--- BEGIN Extracted entries ---

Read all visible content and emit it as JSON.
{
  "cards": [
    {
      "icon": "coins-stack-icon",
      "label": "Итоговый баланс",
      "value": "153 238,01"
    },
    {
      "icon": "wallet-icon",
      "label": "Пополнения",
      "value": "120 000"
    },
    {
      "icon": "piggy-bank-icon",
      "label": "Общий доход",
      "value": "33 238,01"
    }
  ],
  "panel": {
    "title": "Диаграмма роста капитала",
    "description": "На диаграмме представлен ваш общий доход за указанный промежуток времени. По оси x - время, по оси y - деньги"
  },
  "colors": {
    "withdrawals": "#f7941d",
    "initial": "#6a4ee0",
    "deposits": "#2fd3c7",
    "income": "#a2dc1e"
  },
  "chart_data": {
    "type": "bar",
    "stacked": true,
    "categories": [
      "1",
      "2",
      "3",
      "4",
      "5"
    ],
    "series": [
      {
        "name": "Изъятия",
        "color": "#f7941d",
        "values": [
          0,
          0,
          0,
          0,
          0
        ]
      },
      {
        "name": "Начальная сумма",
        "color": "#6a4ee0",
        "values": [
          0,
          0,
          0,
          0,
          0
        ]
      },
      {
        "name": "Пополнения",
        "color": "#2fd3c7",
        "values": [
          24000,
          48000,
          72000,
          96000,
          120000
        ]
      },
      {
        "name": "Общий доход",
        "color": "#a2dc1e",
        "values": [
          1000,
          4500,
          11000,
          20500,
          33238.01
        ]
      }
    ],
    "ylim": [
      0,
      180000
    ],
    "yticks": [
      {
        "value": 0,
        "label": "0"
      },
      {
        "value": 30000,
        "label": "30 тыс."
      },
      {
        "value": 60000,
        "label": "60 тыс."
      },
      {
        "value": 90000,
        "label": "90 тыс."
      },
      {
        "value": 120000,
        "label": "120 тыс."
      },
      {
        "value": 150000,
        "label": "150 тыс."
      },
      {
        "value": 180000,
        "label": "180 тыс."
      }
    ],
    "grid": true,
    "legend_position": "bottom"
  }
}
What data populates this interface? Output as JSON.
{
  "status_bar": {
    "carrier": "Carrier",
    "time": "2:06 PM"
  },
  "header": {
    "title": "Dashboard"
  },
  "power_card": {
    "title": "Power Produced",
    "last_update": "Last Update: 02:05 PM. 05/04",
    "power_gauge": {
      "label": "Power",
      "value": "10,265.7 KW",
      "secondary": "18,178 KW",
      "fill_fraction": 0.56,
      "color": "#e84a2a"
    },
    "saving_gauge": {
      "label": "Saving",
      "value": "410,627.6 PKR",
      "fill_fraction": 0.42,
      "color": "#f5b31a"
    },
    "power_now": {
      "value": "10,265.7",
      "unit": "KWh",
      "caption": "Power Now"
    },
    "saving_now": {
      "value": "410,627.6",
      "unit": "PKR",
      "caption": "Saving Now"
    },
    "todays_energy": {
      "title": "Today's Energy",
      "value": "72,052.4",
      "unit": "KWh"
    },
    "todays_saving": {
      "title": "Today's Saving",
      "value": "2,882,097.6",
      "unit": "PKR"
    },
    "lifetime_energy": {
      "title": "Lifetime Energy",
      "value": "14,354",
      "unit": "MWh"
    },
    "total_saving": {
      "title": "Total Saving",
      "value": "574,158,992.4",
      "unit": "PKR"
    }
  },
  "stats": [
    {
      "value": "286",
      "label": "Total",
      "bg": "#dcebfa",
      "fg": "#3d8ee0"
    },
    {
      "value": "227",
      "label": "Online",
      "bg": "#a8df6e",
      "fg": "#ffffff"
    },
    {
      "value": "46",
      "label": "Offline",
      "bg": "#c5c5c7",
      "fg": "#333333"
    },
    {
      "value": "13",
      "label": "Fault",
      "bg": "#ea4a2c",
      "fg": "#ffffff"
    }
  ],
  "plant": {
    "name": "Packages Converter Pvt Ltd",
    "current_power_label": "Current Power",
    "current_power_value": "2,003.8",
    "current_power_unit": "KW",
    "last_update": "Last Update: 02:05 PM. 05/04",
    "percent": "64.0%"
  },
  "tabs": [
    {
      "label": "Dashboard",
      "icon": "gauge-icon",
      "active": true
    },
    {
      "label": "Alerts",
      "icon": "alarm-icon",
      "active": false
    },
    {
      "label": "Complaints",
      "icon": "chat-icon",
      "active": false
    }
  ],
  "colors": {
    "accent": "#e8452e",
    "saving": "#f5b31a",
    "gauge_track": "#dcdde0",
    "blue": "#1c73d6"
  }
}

--- END Extracted entries ---

* [The problem] Extract the full listing above without alteration.

* [Task solution]
Read all visible content and emit it as JSON.
{
  "cards": [
    {
      "icon": "coins-stack-icon",
      "label": "Итоговый баланс",
      "value": "153 238,01"
    },
    {
      "icon": "wallet-icon",
      "label": "Пополнения",
      "value": "120 000"
    },
    {
      "icon": "piggy-bank-icon",
      "label": "Общий доход",
      "value": "33 238,01"
    }
  ],
  "panel": {
    "title": "Диаграмма роста капитала",
    "description": "На диаграмме представлен ваш общий доход за указанный промежуток времени. По оси x - время, по оси y - деньги"
  },
  "colors": {
    "withdrawals": "#f7941d",
    "initial": "#6a4ee0",
    "deposits": "#2fd3c7",
    "income": "#a2dc1e"
  },
  "chart_data": {
    "type": "bar",
    "stacked": true,
    "categories": [
      "1",
      "2",
      "3",
      "4",
      "5"
    ],
    "series": [
      {
        "name": "Изъятия",
        "color": "#f7941d",
        "values": [
          0,
          0,
          0,
          0,
          0
        ]
      },
      {
        "name": "Начальная сумма",
        "color": "#6a4ee0",
        "values": [
          0,
          0,
          0,
          0,
          0
        ]
      },
      {
        "name": "Пополнения",
        "color": "#2fd3c7",
        "values": [
          24000,
          48000,
          72000,
          96000,
          120000
        ]
      },
      {
        "name": "Общий доход",
        "color": "#a2dc1e",
        "values": [
          1000,
          4500,
          11000,
          20500,
          33238.01
        ]
      }
    ],
    "ylim": [
      0,
      180000
    ],
    "yticks": [
      {
        "value": 0,
        "label": "0"
      },
      {
        "value": 30000,
        "label": "30 тыс."
      },
      {
        "value": 60000,
        "label": "60 тыс."
      },
      {
        "value": 90000,
        "label": "90 тыс."
      },
      {
        "value": 120000,
        "label": "120 тыс."
      },
      {
        "value": 150000,
        "label": "150 тыс."
      },
      {
        "value": 180000,
        "label": "180 тыс."
      }
    ],
    "grid": true,
    "legend_position": "bottom"
  }
}
What data populates this interface? Output as JSON.
{
  "status_bar": {
    "carrier": "Carrier",
    "time": "2:06 PM"
  },
  "header": {
    "title": "Dashboard"
  },
  "power_card": {
    "title": "Power Produced",
    "last_update": "Last Update: 02:05 PM. 05/04",
    "power_gauge": {
      "label": "Power",
      "value": "10,265.7 KW",
      "secondary": "18,178 KW",
      "fill_fraction": 0.56,
      "color": "#e84a2a"
    },
    "saving_gauge": {
      "label": "Saving",
      "value": "410,627.6 PKR",
      "fill_fraction": 0.42,
      "color": "#f5b31a"
    },
    "power_now": {
      "value": "10,265.7",
      "unit": "KWh",
      "caption": "Power Now"
    },
    "saving_now": {
      "value": "410,627.6",
      "unit": "PKR",
      "caption": "Saving Now"
    },
    "todays_energy": {
      "title": "Today's Energy",
      "value": "72,052.4",
      "unit": "KWh"
    },
    "todays_saving": {
      "title": "Today's Saving",
      "value": "2,882,097.6",
      "unit": "PKR"
    },
    "lifetime_energy": {
      "title": "Lifetime Energy",
      "value": "14,354",
      "unit": "MWh"
    },
    "total_saving": {
      "title": "Total Saving",
      "value": "574,158,992.4",
      "unit": "PKR"
    }
  },
  "stats": [
    {
      "value": "286",
      "label": "Total",
      "bg": "#dcebfa",
      "fg": "#3d8ee0"
    },
    {
      "value": "227",
      "label": "Online",
      "bg": "#a8df6e",
      "fg": "#ffffff"
    },
    {
      "value": "46",
      "label": "Offline",
      "bg": "#c5c5c7",
      "fg": "#333333"
    },
    {
      "value": "13",
      "label": "Fault",
      "bg": "#ea4a2c",
      "fg": "#ffffff"
    }
  ],
  "plant": {
    "name": "Packages Converter Pvt Ltd",
    "current_power_label": "Current Power",
    "current_power_value": "2,003.8",
    "current_power_unit": "KW",
    "last_update": "Last Update: 02:05 PM. 05/04",
    "percent": "64.0%"
  },
  "tabs": [
    {
      "label": "Dashboard",
      "icon": "gauge-icon",
      "active": true
    },
    {
      "label": "Alerts",
      "icon": "alarm-icon",
      "active": false
    },
    {
      "label": "Complaints",
      "icon": "chat-icon",
      "active": false
    }
  ],
  "colors": {
    "accent": "#e8452e",
    "saving": "#f5b31a",
    "gauge_track": "#dcdde0",
    "blue": "#1c73d6"
  }
}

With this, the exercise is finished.